▶ **WHAT TO WORK ON**
Please repeat the stretch of the listing from the line containing "signal-cell — [297, 742, 1399, 831]" through the line containing "table-row — [13, 920, 1399, 1009]", both included, with every character kept.

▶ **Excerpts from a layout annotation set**

-*-*-

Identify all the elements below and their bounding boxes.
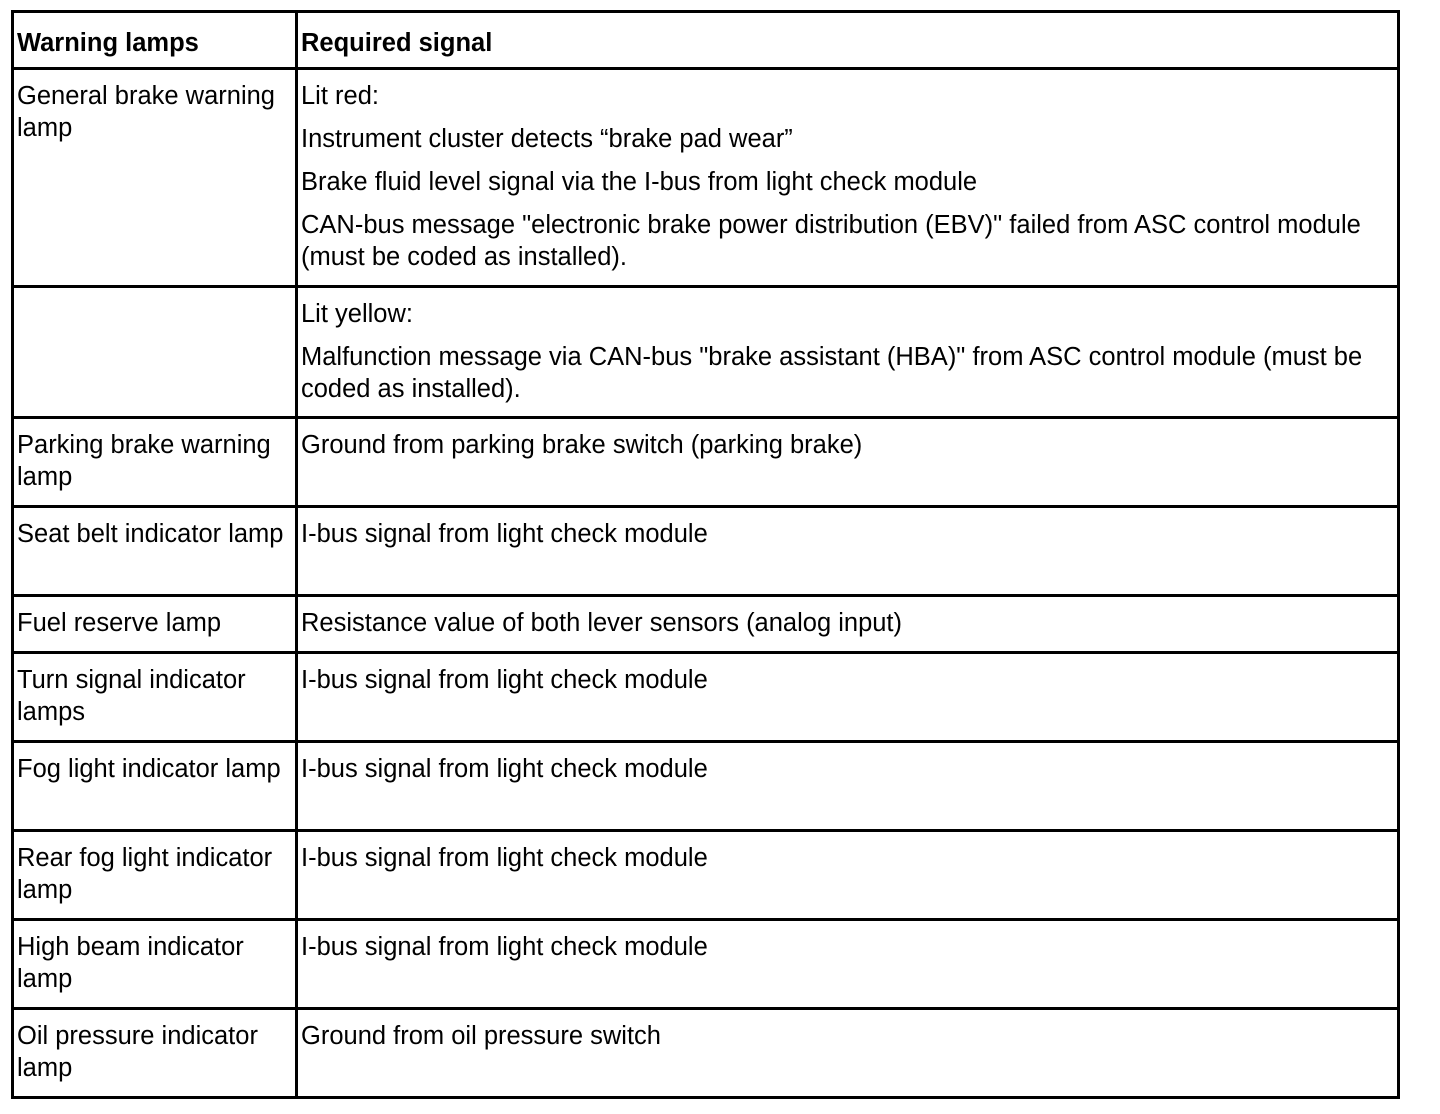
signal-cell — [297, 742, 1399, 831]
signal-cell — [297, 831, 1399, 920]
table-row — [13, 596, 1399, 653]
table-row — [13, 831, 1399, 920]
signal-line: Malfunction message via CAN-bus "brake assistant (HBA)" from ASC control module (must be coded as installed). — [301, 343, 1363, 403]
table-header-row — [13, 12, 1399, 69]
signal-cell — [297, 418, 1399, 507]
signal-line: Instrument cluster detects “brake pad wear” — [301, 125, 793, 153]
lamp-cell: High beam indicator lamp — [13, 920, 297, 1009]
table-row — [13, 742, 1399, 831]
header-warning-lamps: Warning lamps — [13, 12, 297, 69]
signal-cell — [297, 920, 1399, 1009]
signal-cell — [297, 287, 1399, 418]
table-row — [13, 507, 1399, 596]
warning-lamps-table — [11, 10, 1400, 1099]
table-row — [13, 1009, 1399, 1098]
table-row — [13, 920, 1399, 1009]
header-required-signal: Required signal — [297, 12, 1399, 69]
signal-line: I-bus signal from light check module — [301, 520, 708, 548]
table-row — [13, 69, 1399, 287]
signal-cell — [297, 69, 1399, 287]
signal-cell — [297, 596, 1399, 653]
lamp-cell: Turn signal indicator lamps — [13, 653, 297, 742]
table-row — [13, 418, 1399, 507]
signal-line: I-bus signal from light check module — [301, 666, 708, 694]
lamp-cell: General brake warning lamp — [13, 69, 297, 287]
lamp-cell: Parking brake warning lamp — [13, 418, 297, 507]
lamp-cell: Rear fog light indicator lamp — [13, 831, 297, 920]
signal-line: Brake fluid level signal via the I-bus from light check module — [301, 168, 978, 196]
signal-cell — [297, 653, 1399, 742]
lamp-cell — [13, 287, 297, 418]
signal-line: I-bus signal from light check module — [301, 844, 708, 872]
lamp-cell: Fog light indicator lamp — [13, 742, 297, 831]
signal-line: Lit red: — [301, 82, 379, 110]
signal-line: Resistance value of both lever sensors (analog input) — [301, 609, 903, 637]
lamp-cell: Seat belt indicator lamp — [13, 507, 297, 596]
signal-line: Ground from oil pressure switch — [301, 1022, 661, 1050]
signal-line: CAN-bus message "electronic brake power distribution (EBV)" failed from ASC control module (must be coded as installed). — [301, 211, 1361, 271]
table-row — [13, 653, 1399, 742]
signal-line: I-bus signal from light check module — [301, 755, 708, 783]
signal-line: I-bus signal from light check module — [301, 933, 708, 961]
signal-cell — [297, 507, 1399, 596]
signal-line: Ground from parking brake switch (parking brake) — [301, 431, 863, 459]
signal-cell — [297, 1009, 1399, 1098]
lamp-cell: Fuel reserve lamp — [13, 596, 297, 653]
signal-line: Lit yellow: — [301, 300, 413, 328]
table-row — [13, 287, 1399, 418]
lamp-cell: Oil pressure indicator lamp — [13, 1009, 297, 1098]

-*-*-

▶ **EXERCISE SOLUTION**
signal-cell — [297, 742, 1399, 831]
signal-cell — [297, 831, 1399, 920]
table-row — [13, 596, 1399, 653]
table-row — [13, 831, 1399, 920]
signal-line: Malfunction message via CAN-bus "brake assistant (HBA)" from ASC control module (must be coded as installed). — [301, 343, 1363, 403]
table-header-row — [13, 12, 1399, 69]
signal-cell — [297, 418, 1399, 507]
signal-line: Instrument cluster detects “brake pad wear” — [301, 125, 793, 153]
lamp-cell: High beam indicator lamp — [13, 920, 297, 1009]
table-row — [13, 742, 1399, 831]
header-warning-lamps: Warning lamps — [13, 12, 297, 69]
signal-cell — [297, 920, 1399, 1009]
signal-cell — [297, 287, 1399, 418]
table-row — [13, 507, 1399, 596]
warning-lamps-table — [11, 10, 1400, 1099]
table-row — [13, 1009, 1399, 1098]
table-row — [13, 920, 1399, 1009]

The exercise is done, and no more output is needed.